------ RECORDS SUPPLIED ------
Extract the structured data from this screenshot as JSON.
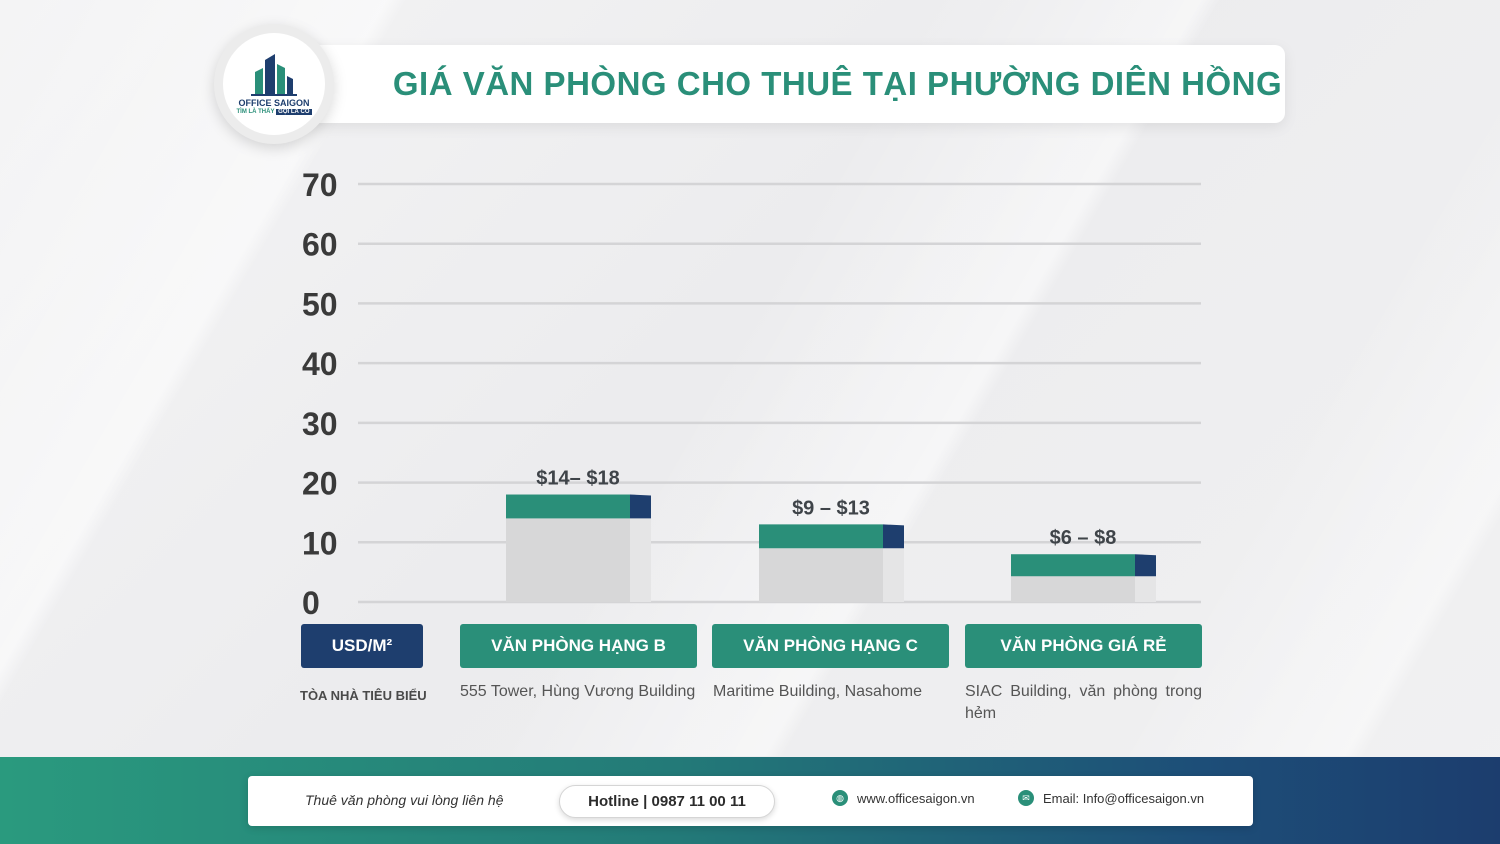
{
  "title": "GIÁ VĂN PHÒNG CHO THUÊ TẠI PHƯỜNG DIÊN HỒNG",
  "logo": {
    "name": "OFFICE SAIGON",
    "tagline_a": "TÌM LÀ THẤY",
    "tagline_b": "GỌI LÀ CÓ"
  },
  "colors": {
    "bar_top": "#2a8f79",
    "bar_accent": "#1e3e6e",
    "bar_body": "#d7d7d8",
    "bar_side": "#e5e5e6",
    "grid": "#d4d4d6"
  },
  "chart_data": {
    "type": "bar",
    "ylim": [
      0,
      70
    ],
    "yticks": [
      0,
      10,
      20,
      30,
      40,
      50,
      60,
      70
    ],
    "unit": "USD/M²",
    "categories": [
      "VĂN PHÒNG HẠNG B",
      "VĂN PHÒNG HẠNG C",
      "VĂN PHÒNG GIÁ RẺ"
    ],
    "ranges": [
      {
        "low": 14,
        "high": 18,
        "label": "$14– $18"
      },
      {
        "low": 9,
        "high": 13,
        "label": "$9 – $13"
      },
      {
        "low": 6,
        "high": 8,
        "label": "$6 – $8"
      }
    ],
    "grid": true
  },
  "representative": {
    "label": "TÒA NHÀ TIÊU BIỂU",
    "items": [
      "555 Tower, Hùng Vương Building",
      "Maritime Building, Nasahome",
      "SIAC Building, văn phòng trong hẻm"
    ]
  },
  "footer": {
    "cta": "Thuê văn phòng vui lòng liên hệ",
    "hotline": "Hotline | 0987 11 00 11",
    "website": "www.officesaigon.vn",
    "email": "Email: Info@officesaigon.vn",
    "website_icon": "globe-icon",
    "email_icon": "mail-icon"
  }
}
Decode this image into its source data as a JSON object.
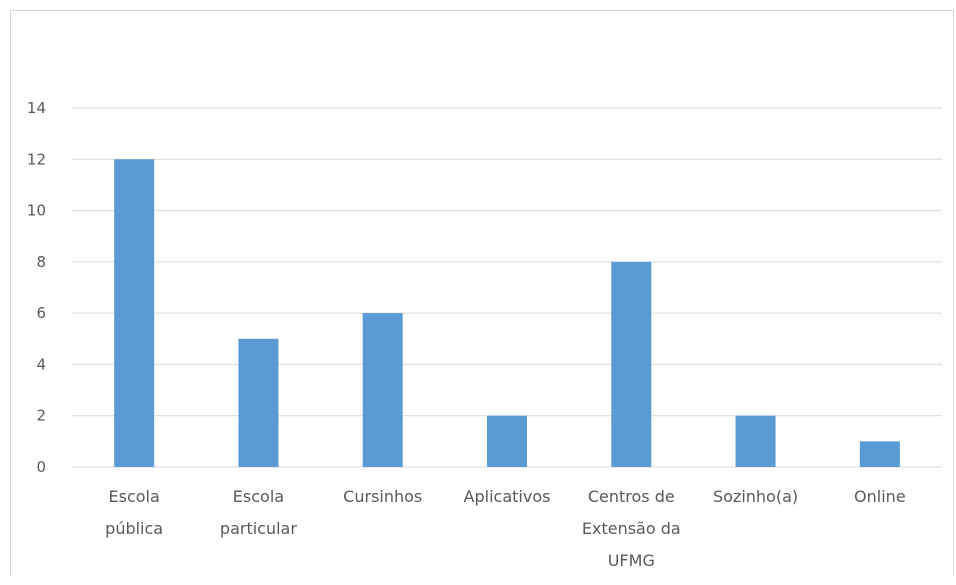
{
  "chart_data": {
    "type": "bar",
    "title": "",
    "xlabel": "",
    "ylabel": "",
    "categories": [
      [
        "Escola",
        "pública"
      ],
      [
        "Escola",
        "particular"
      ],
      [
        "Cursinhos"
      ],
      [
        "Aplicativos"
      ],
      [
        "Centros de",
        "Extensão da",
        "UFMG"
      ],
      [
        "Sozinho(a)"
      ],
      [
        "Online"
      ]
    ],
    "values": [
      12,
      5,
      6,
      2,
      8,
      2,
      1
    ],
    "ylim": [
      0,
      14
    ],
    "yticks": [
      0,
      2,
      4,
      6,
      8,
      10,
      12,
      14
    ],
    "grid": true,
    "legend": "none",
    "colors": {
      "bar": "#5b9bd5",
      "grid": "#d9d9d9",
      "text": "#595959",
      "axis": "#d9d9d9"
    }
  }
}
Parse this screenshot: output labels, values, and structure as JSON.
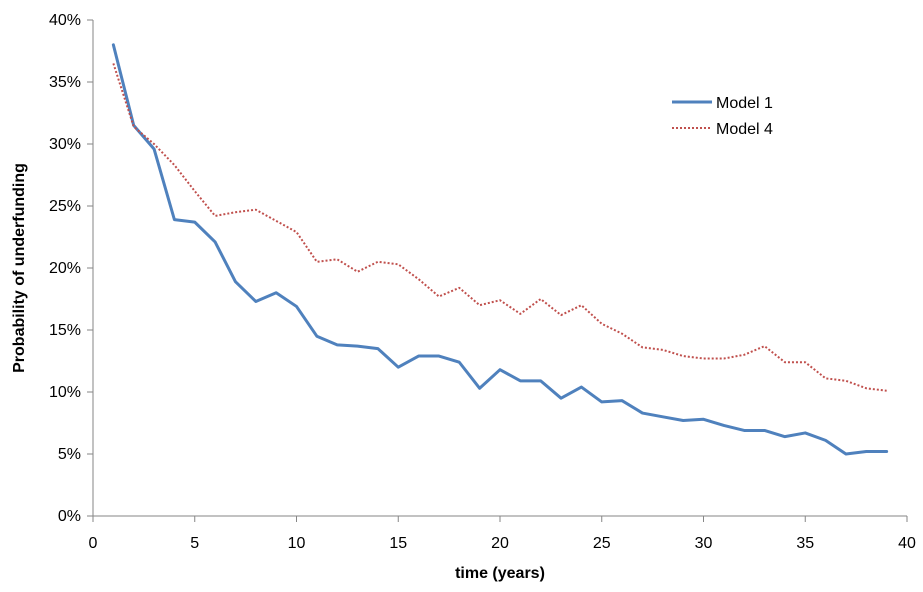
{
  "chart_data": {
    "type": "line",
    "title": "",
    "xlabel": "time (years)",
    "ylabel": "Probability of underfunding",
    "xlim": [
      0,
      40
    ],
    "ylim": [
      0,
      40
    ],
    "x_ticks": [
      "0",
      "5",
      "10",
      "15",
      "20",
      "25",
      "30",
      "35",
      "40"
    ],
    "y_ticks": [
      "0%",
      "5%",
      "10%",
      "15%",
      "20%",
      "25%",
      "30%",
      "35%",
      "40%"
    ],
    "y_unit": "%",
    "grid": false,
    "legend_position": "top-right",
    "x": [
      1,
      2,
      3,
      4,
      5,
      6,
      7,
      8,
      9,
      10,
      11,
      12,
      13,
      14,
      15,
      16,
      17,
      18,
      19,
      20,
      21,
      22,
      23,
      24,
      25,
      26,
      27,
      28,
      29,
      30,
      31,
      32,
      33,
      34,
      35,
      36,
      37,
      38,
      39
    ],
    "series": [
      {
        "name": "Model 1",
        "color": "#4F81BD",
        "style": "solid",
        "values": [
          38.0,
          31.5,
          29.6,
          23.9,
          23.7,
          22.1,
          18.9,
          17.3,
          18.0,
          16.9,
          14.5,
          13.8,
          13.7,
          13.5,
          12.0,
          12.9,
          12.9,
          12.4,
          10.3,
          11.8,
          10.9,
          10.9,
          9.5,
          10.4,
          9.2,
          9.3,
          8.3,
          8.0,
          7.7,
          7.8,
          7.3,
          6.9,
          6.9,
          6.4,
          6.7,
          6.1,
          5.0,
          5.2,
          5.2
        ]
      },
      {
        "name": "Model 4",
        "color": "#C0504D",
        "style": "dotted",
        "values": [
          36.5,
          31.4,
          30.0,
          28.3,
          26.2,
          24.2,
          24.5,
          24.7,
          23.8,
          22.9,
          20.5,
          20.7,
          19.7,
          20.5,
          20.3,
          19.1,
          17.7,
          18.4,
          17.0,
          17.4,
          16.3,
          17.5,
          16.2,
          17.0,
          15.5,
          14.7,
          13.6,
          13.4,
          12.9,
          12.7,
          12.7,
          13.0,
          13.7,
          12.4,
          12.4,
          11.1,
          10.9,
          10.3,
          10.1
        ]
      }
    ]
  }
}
------
SET TASK:
Would you return the data exactly as written, without the pictures?

FINISHED ANSWER:
Extract the structured data from this screenshot as JSON.
{
  "title": "GIÁ VĂN PHÒNG CHO THUÊ TẠI PHƯỜNG DIÊN HỒNG",
  "logo": {
    "name": "OFFICE SAIGON",
    "tagline_a": "TÌM LÀ THẤY",
    "tagline_b": "GỌI LÀ CÓ"
  },
  "colors": {
    "bar_top": "#2a8f79",
    "bar_accent": "#1e3e6e",
    "bar_body": "#d7d7d8",
    "bar_side": "#e5e5e6",
    "grid": "#d4d4d6"
  },
  "chart_data": {
    "type": "bar",
    "ylim": [
      0,
      70
    ],
    "yticks": [
      0,
      10,
      20,
      30,
      40,
      50,
      60,
      70
    ],
    "unit": "USD/M²",
    "categories": [
      "VĂN PHÒNG HẠNG B",
      "VĂN PHÒNG HẠNG C",
      "VĂN PHÒNG GIÁ RẺ"
    ],
    "ranges": [
      {
        "low": 14,
        "high": 18,
        "label": "$14– $18"
      },
      {
        "low": 9,
        "high": 13,
        "label": "$9 – $13"
      },
      {
        "low": 6,
        "high": 8,
        "label": "$6 – $8"
      }
    ],
    "grid": true
  },
  "representative": {
    "label": "TÒA NHÀ TIÊU BIỂU",
    "items": [
      "555 Tower, Hùng Vương Building",
      "Maritime Building, Nasahome",
      "SIAC Building, văn phòng trong hẻm"
    ]
  },
  "footer": {
    "cta": "Thuê văn phòng vui lòng liên hệ",
    "hotline": "Hotline | 0987 11 00 11",
    "website": "www.officesaigon.vn",
    "email": "Email: Info@officesaigon.vn",
    "website_icon": "globe-icon",
    "email_icon": "mail-icon"
  }
}
Decode this image into its source data as a JSON object.
{
  "chart_data": {
    "type": "bar",
    "title": "",
    "xlabel": "",
    "ylabel": "",
    "categories": [
      [
        "Escola",
        "pública"
      ],
      [
        "Escola",
        "particular"
      ],
      [
        "Cursinhos"
      ],
      [
        "Aplicativos"
      ],
      [
        "Centros de",
        "Extensão da",
        "UFMG"
      ],
      [
        "Sozinho(a)"
      ],
      [
        "Online"
      ]
    ],
    "values": [
      12,
      5,
      6,
      2,
      8,
      2,
      1
    ],
    "ylim": [
      0,
      14
    ],
    "yticks": [
      0,
      2,
      4,
      6,
      8,
      10,
      12,
      14
    ],
    "grid": true,
    "legend": "none",
    "colors": {
      "bar": "#5b9bd5",
      "grid": "#d9d9d9",
      "text": "#595959",
      "axis": "#d9d9d9"
    }
  }
}
Parse this screenshot: output labels, values, and structure as JSON.
{
  "chart_data": {
    "type": "line",
    "title": "",
    "xlabel": "time (years)",
    "ylabel": "Probability of underfunding",
    "xlim": [
      0,
      40
    ],
    "ylim": [
      0,
      40
    ],
    "x_ticks": [
      "0",
      "5",
      "10",
      "15",
      "20",
      "25",
      "30",
      "35",
      "40"
    ],
    "y_ticks": [
      "0%",
      "5%",
      "10%",
      "15%",
      "20%",
      "25%",
      "30%",
      "35%",
      "40%"
    ],
    "y_unit": "%",
    "grid": false,
    "legend_position": "top-right",
    "x": [
      1,
      2,
      3,
      4,
      5,
      6,
      7,
      8,
      9,
      10,
      11,
      12,
      13,
      14,
      15,
      16,
      17,
      18,
      19,
      20,
      21,
      22,
      23,
      24,
      25,
      26,
      27,
      28,
      29,
      30,
      31,
      32,
      33,
      34,
      35,
      36,
      37,
      38,
      39
    ],
    "series": [
      {
        "name": "Model 1",
        "color": "#4F81BD",
        "style": "solid",
        "values": [
          38.0,
          31.5,
          29.6,
          23.9,
          23.7,
          22.1,
          18.9,
          17.3,
          18.0,
          16.9,
          14.5,
          13.8,
          13.7,
          13.5,
          12.0,
          12.9,
          12.9,
          12.4,
          10.3,
          11.8,
          10.9,
          10.9,
          9.5,
          10.4,
          9.2,
          9.3,
          8.3,
          8.0,
          7.7,
          7.8,
          7.3,
          6.9,
          6.9,
          6.4,
          6.7,
          6.1,
          5.0,
          5.2,
          5.2
        ]
      },
      {
        "name": "Model 4",
        "color": "#C0504D",
        "style": "dotted",
        "values": [
          36.5,
          31.4,
          30.0,
          28.3,
          26.2,
          24.2,
          24.5,
          24.7,
          23.8,
          22.9,
          20.5,
          20.7,
          19.7,
          20.5,
          20.3,
          19.1,
          17.7,
          18.4,
          17.0,
          17.4,
          16.3,
          17.5,
          16.2,
          17.0,
          15.5,
          14.7,
          13.6,
          13.4,
          12.9,
          12.7,
          12.7,
          13.0,
          13.7,
          12.4,
          12.4,
          11.1,
          10.9,
          10.3,
          10.1
        ]
      }
    ]
  }
}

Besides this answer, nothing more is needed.